• _Page_
++++++++++++++++++++
I grasp the unseen side [of a lamp] as present, and I do not affirm that the back of the lamp exists in the same way that I say the solution of a problem exists. The hidden side is present in its own way. It is my vicinity (MP 14).
Perception is my window to the external world. I perceive via my body in the world and the world itself appears to me as possibilities for action. Merleau-Ponty, like Kant, walks a middle line between idealism and realism, rationalism and empiricism. There is an external world, but our mind shapes it through structures of consciousness presenting the first level perception. Perception is not simple sensation, nor is it pure understanding. It is a seamless blend of sensation ordered by understanding. We exist in a world with others, and we access their subjectivity via our perceptions. In short:
By these words, “the primacy of perception” we mean that the experience of perception is our presence at the moment when things, truths, values are constituted for us; that perception is a nascent logos; that it teaches us, outside all dogmatism, the true conditions of objectivity itself (MP 25).
With all this in mind we are finally in a position to critique “Mont Blanc.” Note that we are not claiming the privilege Merleau-Ponty gives to perception to be complete truth. The paper is simply entertaining that privilege for the purposes of a lively and interesting critique of Shelley. Merleau-Ponty would, above all, take issue with the primacy “Mont Blanc” gives to the universal mind. For Merleau-Ponty, our individual consciousnesses are our primary knowledge of the “Everlasting universe of things” (1) that is the external world. We gain knowledge not by some mysterious participation in a greater intellect that our own, but simply through the structures of our own consciousness. Self-consciousness does indeed arise from an interaction “between mind and matter’ (Reiman 27), but that mind is our pre-reflective perception of the world. Our self-consciousness is as intentional to raw perception as are objects in the world. Sartre, another phenomenologist, terms this “the pre-reflexive cogito.” Merleau-Ponty would probably like the feeble brook” (7) to “vast river” analogy because perception, while it does access being, is never exhaustive and a single perception always opens wider doors. But he would not agree with the passivity Shelley assigns to the human mind. Perception, for Merleau-Ponty, is an intentional, active grasping of the external world. We perceive as living bodies and the perceived world always opens up possibilities for action in thought, word and deed.
++++++++++++++++++++
• _Supplied data_
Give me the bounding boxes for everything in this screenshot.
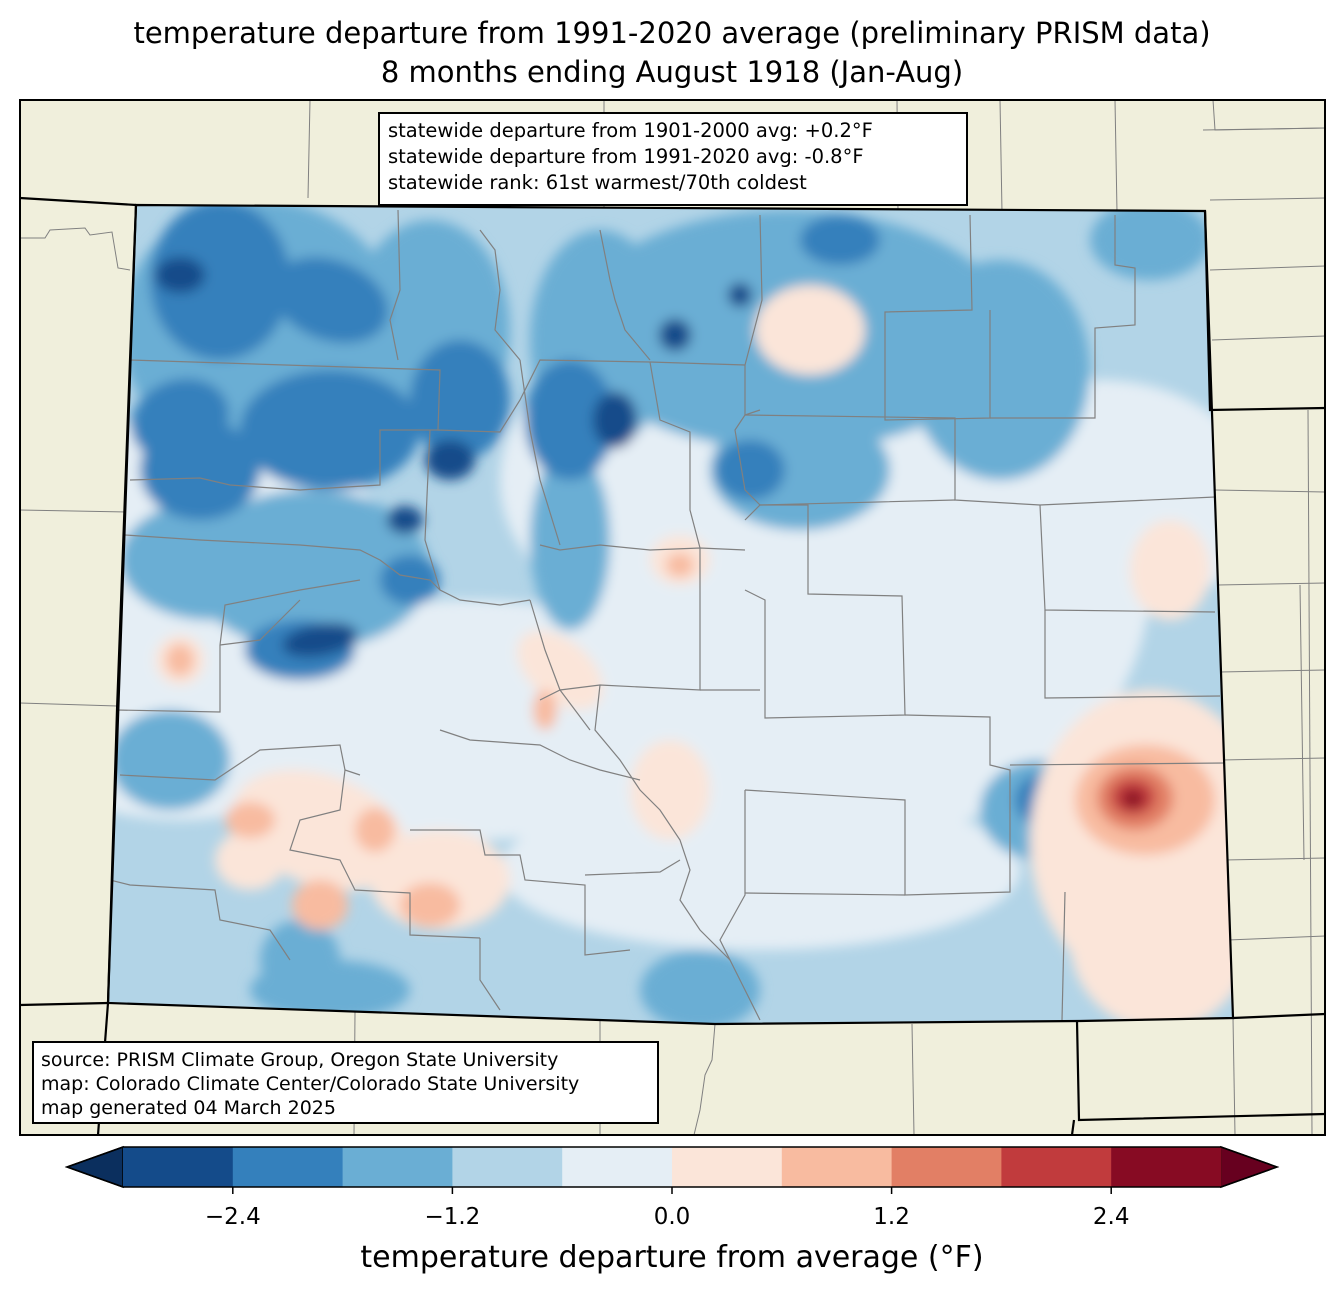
++++++++++++++++++++
• _Set exercise_
Can you print, word for word, the part of the Merleau-Ponty passage that begins at the words "I grasp the" and stops after "vicinity (MP 14)."?

• _Result of this exercise_
I grasp the unseen side [of a lamp] as present, and I do not affirm that the back of the lamp exists in the same way that I say the solution of a problem exists. The hidden side is present in its own way. It is my vicinity (MP 14).